[Some records]

----------------

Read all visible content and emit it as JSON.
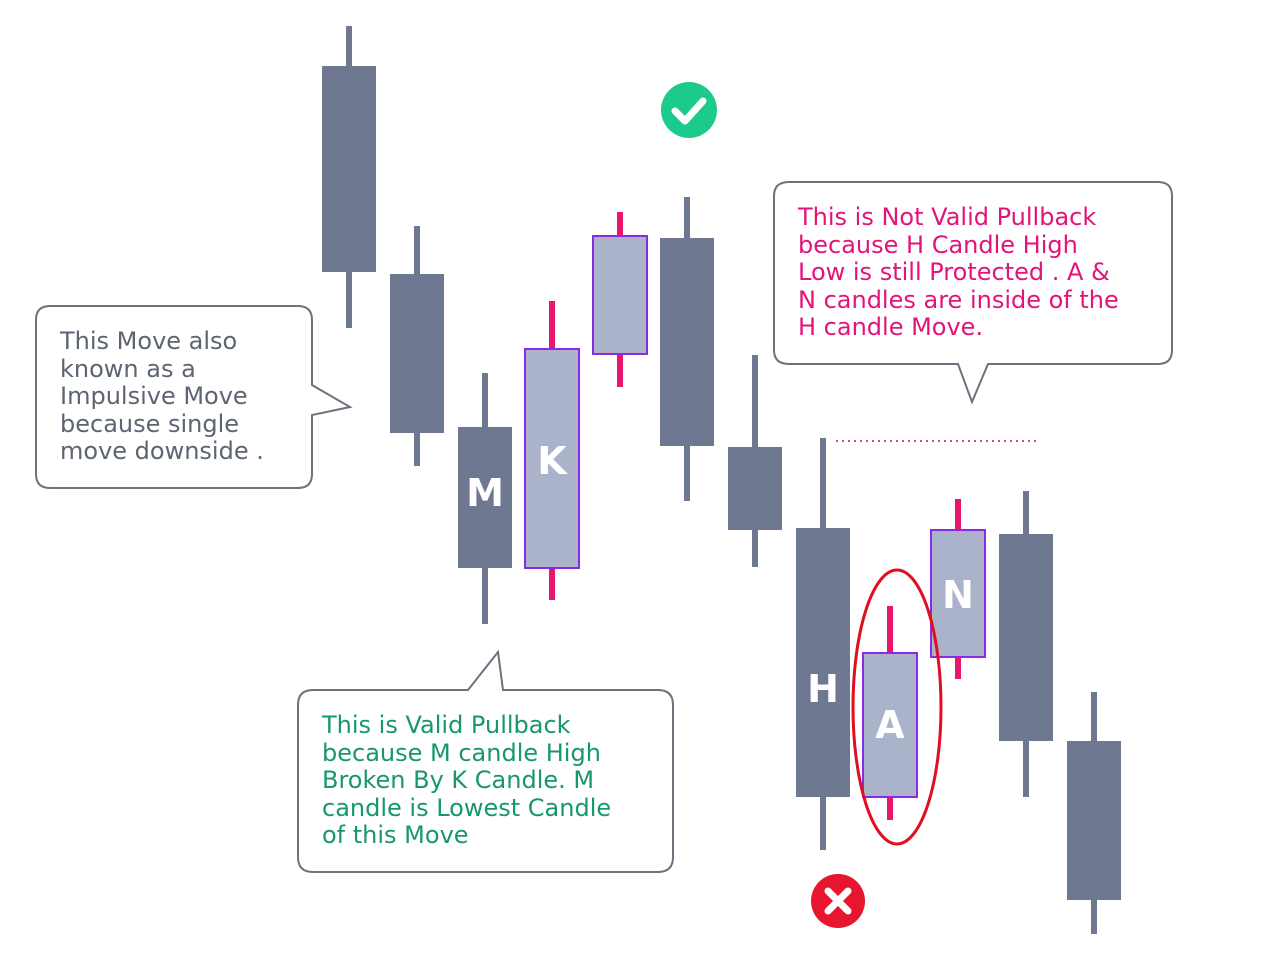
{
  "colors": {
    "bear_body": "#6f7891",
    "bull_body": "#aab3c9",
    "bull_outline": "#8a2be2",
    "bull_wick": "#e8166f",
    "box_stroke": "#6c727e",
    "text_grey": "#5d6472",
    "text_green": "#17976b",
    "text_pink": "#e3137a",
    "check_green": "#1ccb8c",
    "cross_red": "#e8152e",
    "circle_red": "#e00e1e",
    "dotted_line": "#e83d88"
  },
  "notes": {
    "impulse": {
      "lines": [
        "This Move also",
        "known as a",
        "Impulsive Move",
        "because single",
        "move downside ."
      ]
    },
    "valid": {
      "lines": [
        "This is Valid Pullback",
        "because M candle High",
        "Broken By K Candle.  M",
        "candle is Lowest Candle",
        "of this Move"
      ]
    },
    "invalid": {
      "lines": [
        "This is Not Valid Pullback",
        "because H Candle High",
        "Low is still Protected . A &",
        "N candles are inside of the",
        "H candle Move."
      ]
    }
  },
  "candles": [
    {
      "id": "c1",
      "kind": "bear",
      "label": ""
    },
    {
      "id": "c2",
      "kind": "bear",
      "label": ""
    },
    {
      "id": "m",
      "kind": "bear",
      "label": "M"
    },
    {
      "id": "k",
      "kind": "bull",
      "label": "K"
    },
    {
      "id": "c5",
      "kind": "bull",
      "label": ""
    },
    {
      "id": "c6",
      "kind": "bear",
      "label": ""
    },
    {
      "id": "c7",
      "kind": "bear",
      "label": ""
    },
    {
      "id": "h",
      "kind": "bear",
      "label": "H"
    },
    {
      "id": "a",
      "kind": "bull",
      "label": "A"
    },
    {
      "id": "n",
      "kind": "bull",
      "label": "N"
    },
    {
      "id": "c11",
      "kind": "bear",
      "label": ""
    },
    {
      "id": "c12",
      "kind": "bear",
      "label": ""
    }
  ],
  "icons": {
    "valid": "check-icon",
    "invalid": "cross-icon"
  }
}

----------------

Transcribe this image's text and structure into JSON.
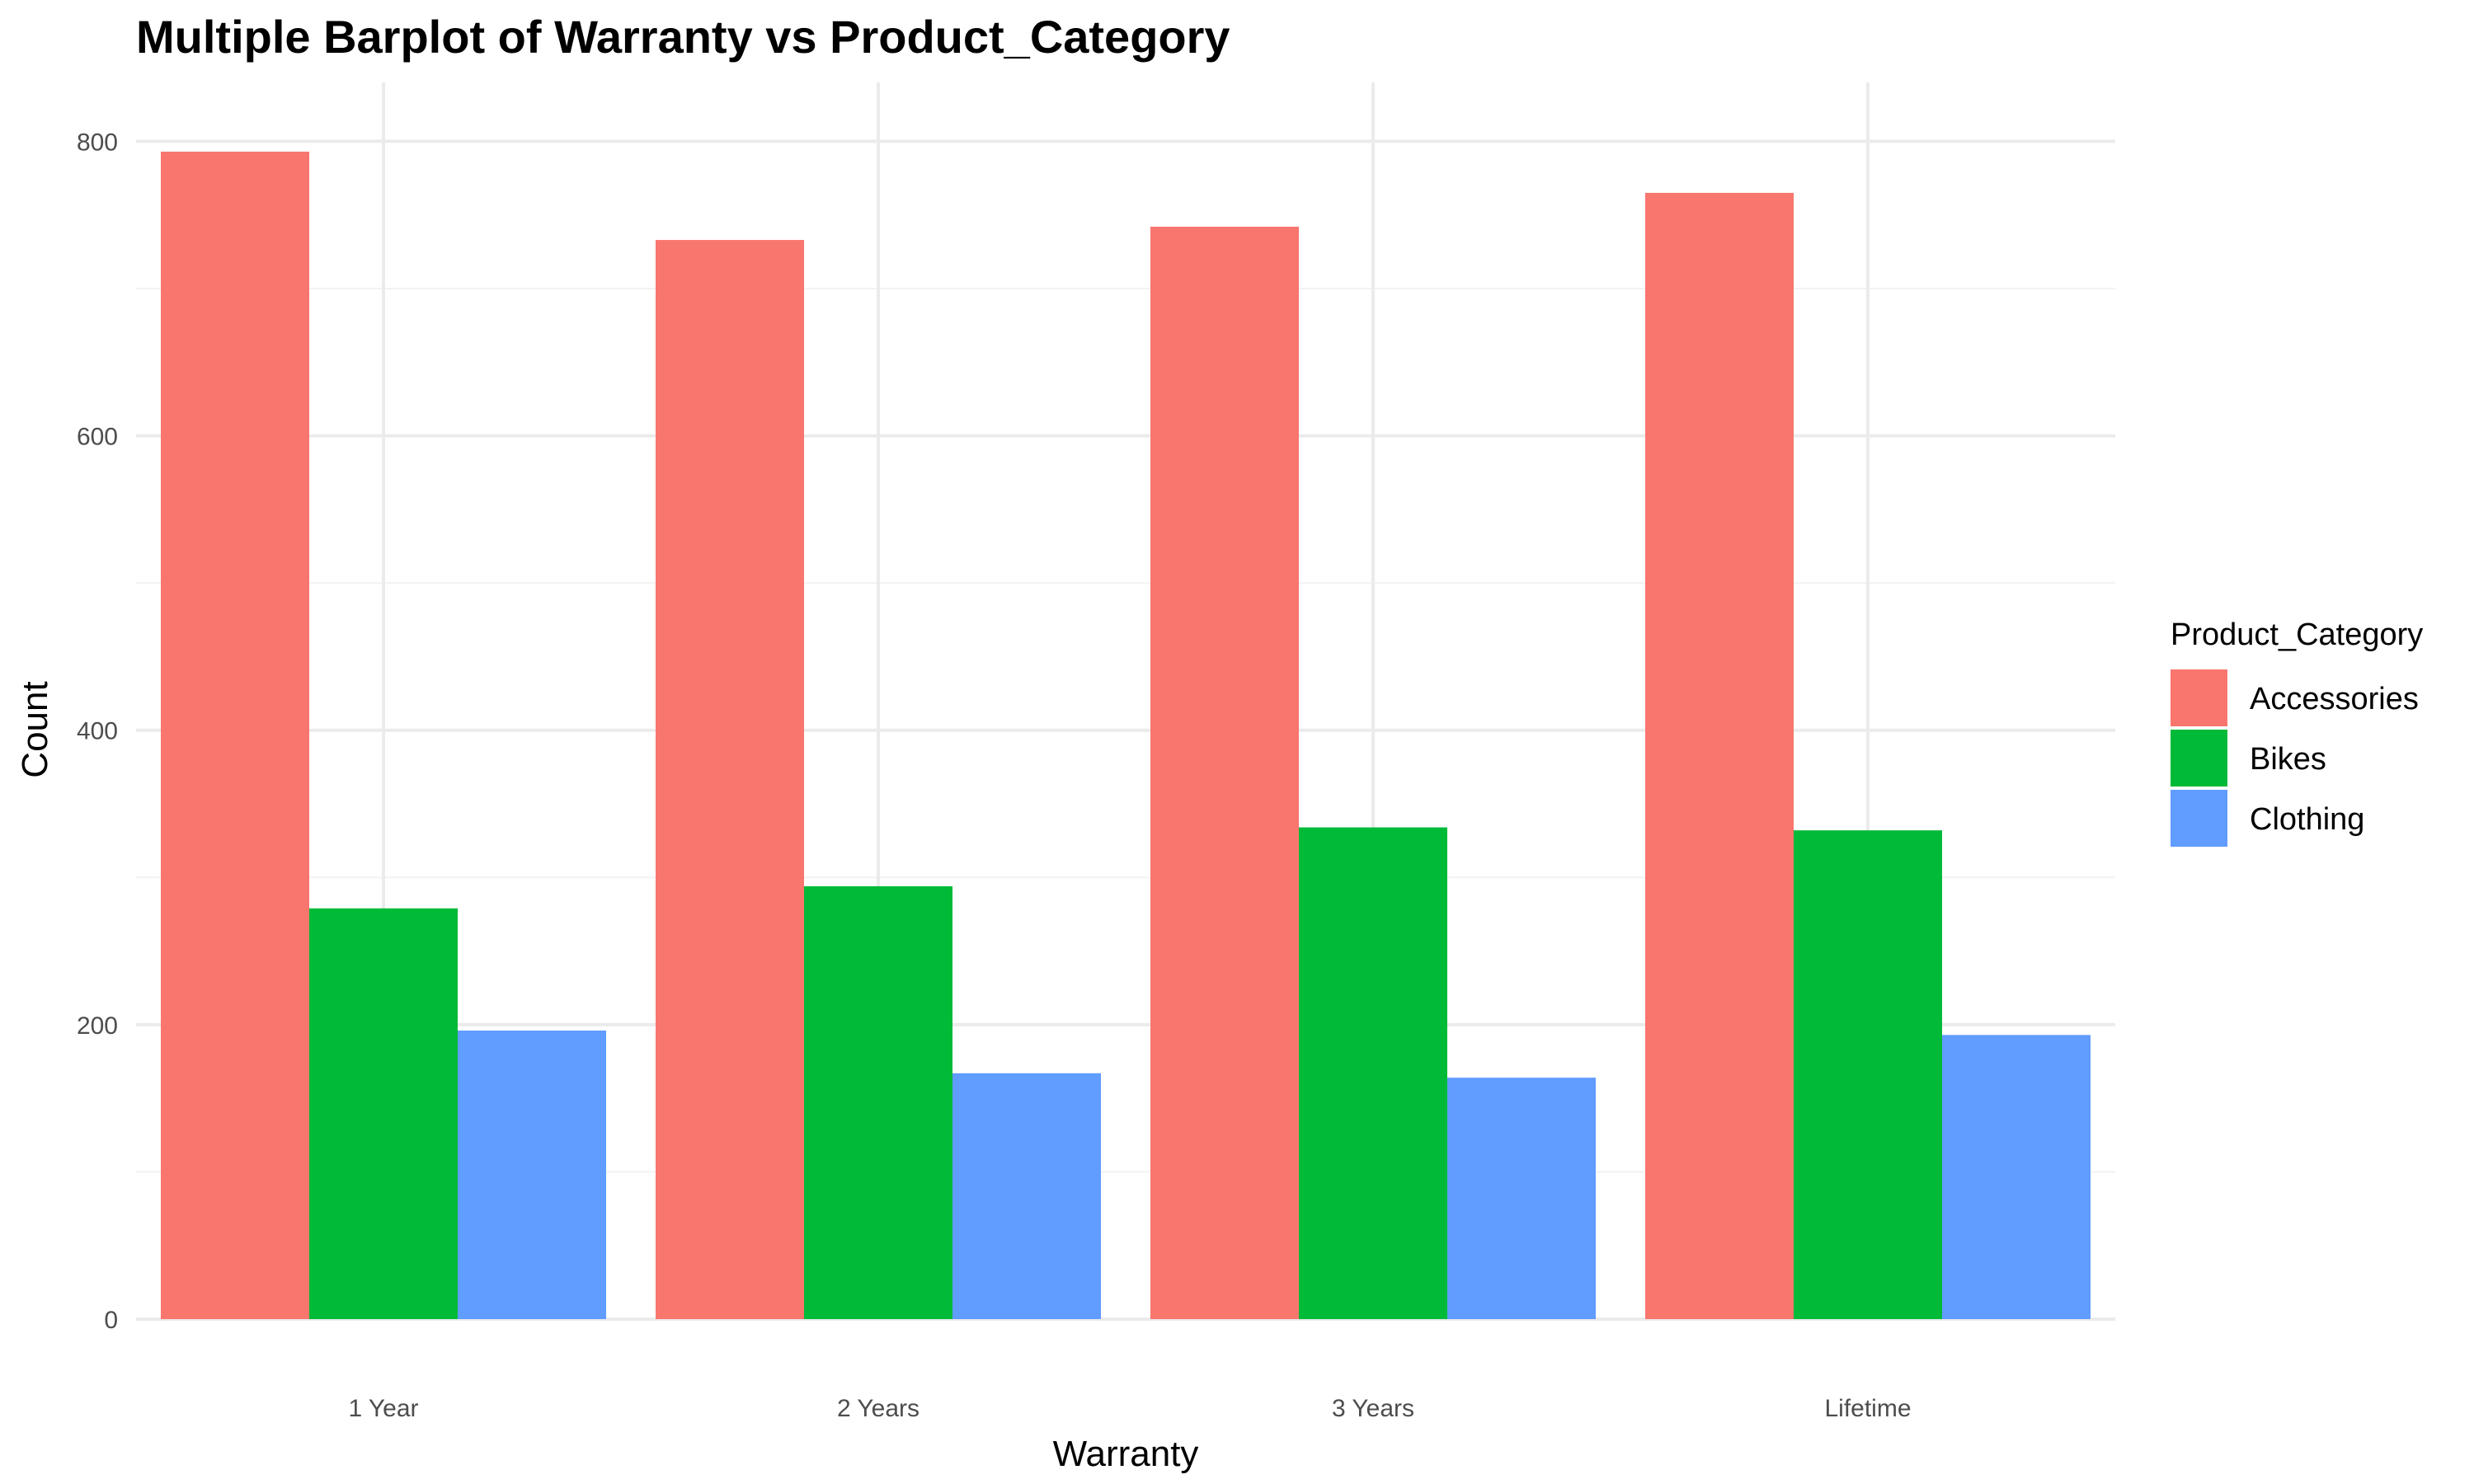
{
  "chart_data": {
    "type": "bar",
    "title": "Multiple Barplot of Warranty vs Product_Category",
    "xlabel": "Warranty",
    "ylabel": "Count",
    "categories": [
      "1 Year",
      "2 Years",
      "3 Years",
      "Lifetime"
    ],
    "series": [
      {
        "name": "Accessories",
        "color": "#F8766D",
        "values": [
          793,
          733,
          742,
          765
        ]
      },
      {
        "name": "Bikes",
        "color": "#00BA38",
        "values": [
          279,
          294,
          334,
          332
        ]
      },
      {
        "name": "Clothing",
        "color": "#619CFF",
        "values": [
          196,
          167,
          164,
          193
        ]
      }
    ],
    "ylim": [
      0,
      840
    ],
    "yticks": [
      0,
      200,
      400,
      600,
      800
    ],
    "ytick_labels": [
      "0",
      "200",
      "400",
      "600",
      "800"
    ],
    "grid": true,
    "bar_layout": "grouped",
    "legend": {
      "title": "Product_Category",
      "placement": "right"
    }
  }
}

----------------

Your objective:
Pull out all lines in the data above that include "Pullback".

Task solution:
        "This is Valid Pullback",
        "This is Not Valid Pullback",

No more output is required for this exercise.